# Task requirements:
Your answer should consist only of the lines below from the one with "Read all visible content and emit it as JSON." through the one with "What's the underlying", copied exactly.

* start Supplied material *

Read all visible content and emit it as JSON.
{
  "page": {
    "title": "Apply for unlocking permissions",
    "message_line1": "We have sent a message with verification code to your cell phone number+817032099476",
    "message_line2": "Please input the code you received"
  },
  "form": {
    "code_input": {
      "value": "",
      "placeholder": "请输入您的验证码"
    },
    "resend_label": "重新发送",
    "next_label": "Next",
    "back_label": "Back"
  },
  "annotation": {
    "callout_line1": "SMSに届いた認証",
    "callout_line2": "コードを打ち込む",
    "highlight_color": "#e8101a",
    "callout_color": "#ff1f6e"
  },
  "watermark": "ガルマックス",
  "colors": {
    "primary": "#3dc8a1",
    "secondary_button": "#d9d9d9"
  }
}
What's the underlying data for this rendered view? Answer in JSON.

* end Supplied material *
* start Supplied material *

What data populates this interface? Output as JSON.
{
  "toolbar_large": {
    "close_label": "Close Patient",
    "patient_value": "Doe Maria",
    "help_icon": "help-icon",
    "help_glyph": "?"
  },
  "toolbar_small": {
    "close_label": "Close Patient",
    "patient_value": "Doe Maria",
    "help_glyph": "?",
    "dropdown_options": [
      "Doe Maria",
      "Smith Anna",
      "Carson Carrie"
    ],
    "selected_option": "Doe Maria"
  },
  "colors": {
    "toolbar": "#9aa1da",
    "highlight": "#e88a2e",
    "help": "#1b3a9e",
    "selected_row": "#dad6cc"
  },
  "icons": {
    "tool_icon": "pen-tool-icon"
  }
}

* end Supplied material *

# Solution:
Read all visible content and emit it as JSON.
{
  "page": {
    "title": "Apply for unlocking permissions",
    "message_line1": "We have sent a message with verification code to your cell phone number+817032099476",
    "message_line2": "Please input the code you received"
  },
  "form": {
    "code_input": {
      "value": "",
      "placeholder": "请输入您的验证码"
    },
    "resend_label": "重新发送",
    "next_label": "Next",
    "back_label": "Back"
  },
  "annotation": {
    "callout_line1": "SMSに届いた認証",
    "callout_line2": "コードを打ち込む",
    "highlight_color": "#e8101a",
    "callout_color": "#ff1f6e"
  },
  "watermark": "ガルマックス",
  "colors": {
    "primary": "#3dc8a1",
    "secondary_button": "#d9d9d9"
  }
}
What's the underlying data for this rendered view? Answer in JSON.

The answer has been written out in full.